### [EXERCISE]
Gather and copy every line in the records below that contains the word "Size".

### [ITEMS]
# # # # # # #
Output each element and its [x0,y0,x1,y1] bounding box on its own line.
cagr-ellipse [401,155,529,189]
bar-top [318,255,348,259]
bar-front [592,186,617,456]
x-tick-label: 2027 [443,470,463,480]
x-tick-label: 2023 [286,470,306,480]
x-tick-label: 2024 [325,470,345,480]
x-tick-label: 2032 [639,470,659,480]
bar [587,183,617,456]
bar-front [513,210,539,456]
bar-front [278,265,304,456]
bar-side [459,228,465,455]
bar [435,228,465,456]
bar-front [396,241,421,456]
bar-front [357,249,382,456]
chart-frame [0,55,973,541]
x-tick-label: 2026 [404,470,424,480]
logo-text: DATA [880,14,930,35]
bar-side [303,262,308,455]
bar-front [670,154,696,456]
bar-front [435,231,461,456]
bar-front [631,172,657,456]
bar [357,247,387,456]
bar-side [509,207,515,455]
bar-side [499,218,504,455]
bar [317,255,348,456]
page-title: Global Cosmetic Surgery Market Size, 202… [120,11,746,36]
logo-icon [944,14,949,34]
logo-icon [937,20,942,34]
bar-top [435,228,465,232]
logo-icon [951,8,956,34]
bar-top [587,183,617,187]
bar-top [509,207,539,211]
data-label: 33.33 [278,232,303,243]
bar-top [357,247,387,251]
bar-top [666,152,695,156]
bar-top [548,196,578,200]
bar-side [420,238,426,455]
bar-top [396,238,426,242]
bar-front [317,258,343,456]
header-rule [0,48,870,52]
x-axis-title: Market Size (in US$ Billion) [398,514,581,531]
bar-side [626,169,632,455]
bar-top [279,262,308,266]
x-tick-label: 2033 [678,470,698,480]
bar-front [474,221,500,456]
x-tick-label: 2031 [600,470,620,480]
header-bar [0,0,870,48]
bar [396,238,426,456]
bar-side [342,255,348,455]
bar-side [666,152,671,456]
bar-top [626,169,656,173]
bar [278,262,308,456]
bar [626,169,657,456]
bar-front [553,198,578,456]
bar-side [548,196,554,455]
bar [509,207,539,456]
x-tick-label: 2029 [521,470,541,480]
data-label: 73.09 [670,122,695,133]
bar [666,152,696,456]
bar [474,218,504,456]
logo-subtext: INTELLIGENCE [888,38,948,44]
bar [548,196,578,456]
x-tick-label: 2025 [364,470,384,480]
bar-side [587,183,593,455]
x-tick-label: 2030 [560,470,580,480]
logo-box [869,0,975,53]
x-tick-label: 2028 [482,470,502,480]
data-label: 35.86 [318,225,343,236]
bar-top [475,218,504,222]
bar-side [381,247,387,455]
# # # # # # #
### [WRITTEN ANSWER]
page-title: Global Cosmetic Surgery Market Size, 202… [120,11,746,36]
x-axis-title: Market Size (in US$ Billion) [398,514,581,531]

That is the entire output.